What you will do: Repeat the stretch of the data from the line containing "svg-text:隔膜宽度-下检测 NG: 隔膜宽度-下检测" through the line containing "svg-text:28.80: 28.80 bbox=[561, 90, 575, 96]", word for word.
** Start Data rows **
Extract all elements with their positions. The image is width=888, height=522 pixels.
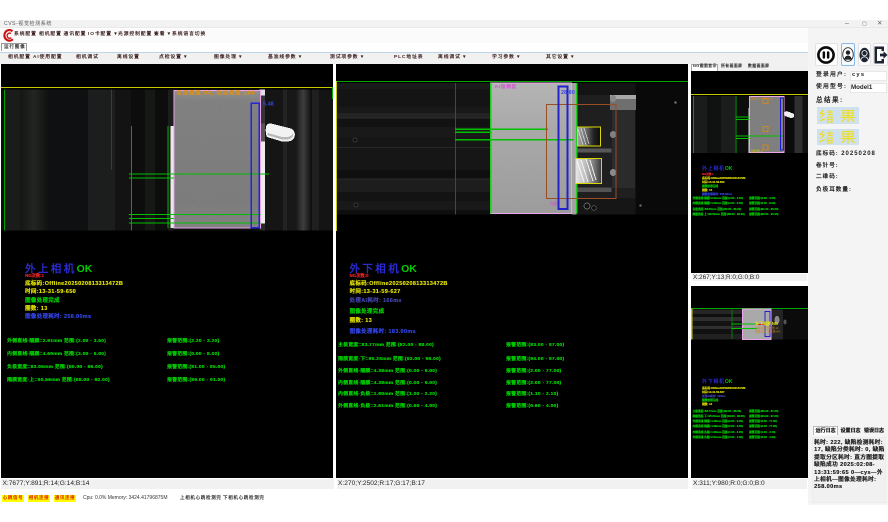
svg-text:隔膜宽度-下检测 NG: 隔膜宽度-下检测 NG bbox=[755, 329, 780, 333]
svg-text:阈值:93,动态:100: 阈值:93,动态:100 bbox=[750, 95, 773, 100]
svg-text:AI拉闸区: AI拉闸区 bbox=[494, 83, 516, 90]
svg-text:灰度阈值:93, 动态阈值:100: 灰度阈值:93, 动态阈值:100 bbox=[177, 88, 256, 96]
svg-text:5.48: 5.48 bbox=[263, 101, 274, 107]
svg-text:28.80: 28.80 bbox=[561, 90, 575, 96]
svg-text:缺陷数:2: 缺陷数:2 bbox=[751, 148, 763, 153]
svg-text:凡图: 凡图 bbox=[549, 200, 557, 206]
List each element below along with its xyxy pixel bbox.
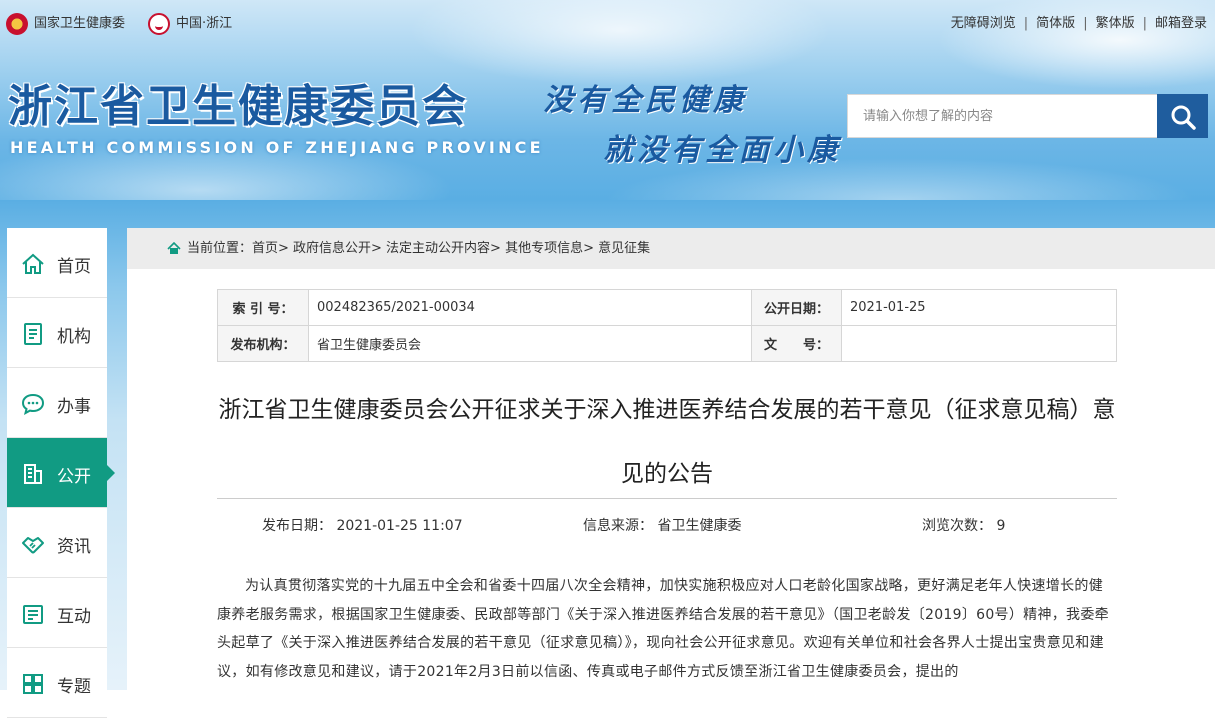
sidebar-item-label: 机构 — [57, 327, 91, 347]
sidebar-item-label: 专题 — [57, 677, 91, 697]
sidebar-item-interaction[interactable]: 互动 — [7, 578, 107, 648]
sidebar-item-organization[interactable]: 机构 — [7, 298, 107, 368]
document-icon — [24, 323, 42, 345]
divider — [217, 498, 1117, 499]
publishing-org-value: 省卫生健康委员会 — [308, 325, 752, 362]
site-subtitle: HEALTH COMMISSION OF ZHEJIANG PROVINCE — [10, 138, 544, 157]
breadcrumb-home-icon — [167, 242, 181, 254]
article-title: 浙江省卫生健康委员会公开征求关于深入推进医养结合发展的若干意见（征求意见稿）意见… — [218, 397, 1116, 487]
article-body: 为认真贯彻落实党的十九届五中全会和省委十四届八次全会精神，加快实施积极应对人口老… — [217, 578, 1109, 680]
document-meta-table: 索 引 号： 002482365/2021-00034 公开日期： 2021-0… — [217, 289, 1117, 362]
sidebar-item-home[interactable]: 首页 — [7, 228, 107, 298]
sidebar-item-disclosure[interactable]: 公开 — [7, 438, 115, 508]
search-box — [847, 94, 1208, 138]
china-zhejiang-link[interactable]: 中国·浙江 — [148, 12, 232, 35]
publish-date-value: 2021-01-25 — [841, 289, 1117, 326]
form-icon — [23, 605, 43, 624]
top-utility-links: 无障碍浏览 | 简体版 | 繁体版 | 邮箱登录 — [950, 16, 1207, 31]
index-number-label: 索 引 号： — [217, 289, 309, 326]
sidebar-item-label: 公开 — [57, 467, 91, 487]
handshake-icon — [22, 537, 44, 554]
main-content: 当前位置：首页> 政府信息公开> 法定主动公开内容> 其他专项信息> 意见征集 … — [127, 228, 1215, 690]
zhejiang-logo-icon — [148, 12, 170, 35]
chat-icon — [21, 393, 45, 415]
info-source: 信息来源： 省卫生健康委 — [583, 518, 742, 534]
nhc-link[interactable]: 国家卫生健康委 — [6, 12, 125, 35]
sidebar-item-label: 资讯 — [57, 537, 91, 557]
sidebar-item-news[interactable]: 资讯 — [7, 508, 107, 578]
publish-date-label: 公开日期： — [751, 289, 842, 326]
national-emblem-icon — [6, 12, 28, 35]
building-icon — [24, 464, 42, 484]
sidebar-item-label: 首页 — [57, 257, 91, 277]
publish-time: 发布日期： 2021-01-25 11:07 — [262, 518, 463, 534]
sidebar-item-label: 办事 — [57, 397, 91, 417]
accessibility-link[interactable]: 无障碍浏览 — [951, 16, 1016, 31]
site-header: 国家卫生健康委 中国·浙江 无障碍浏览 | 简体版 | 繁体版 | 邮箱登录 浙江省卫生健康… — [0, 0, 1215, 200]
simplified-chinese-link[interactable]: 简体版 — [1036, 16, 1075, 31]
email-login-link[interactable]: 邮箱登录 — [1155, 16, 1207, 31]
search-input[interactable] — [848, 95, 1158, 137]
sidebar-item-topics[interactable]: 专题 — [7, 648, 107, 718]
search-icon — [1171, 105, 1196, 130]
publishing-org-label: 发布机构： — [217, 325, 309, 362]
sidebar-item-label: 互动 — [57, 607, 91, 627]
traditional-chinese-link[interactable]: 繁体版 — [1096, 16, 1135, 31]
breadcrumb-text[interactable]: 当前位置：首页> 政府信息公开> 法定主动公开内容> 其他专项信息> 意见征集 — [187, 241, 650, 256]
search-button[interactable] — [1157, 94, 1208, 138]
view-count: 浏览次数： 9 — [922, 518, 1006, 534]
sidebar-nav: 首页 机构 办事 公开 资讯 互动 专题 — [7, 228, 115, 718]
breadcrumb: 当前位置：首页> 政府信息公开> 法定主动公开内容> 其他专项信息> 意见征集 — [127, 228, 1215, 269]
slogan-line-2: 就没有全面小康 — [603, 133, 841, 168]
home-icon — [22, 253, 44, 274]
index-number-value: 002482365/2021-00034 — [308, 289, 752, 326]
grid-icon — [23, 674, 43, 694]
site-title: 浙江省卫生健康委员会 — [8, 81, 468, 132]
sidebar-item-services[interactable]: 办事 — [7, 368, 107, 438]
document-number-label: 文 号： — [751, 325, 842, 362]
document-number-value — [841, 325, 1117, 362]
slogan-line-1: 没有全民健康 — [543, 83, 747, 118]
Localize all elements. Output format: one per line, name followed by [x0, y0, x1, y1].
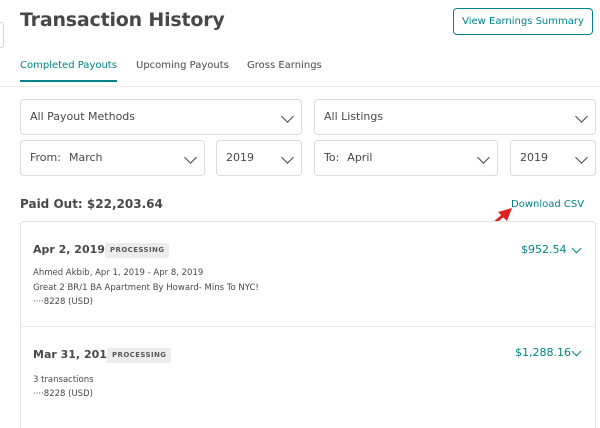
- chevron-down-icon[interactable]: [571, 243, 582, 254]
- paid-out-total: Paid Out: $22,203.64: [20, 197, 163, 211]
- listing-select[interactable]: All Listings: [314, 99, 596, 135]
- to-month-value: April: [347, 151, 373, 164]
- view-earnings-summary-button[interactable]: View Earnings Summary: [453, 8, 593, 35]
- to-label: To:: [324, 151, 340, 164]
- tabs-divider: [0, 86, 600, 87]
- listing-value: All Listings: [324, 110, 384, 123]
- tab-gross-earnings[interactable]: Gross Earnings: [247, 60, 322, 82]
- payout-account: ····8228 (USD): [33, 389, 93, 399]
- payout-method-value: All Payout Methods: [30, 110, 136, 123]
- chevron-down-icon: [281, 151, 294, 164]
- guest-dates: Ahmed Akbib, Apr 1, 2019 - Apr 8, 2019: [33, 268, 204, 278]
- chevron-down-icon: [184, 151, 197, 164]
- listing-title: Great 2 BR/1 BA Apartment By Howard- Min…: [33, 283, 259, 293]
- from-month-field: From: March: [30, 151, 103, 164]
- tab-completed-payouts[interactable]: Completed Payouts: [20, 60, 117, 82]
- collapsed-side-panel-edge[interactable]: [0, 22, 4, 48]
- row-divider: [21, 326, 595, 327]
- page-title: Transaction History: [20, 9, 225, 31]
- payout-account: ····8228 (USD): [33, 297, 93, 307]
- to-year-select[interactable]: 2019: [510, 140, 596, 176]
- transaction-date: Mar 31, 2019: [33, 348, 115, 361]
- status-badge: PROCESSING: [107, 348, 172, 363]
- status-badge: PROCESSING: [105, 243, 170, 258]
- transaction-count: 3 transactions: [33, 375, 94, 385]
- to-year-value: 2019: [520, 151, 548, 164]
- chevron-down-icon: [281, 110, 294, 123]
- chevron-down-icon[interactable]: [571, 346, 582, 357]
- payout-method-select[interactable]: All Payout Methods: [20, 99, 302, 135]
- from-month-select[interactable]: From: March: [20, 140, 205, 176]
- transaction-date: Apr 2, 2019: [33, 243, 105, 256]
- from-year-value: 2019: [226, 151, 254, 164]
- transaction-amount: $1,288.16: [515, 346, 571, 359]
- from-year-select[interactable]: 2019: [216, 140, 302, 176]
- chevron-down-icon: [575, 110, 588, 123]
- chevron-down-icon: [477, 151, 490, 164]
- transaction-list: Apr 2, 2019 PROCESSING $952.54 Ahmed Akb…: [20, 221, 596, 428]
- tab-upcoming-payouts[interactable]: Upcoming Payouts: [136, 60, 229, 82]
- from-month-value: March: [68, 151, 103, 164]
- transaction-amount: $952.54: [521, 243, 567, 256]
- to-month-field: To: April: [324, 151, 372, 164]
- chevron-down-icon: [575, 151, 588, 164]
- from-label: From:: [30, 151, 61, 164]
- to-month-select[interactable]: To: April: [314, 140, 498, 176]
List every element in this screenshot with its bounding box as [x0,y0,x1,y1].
** End Data rows **
Response to the task:
svg-text:隔膜宽度-下检测 NG: 隔膜宽度-下检测 NG bbox=[755, 329, 780, 333]
svg-text:阈值:93,动态:100: 阈值:93,动态:100 bbox=[750, 95, 773, 100]
svg-text:AI拉闸区: AI拉闸区 bbox=[494, 83, 516, 90]
svg-text:灰度阈值:93, 动态阈值:100: 灰度阈值:93, 动态阈值:100 bbox=[177, 88, 256, 96]
svg-text:5.48: 5.48 bbox=[263, 101, 274, 107]
svg-text:28.80: 28.80 bbox=[561, 90, 575, 96]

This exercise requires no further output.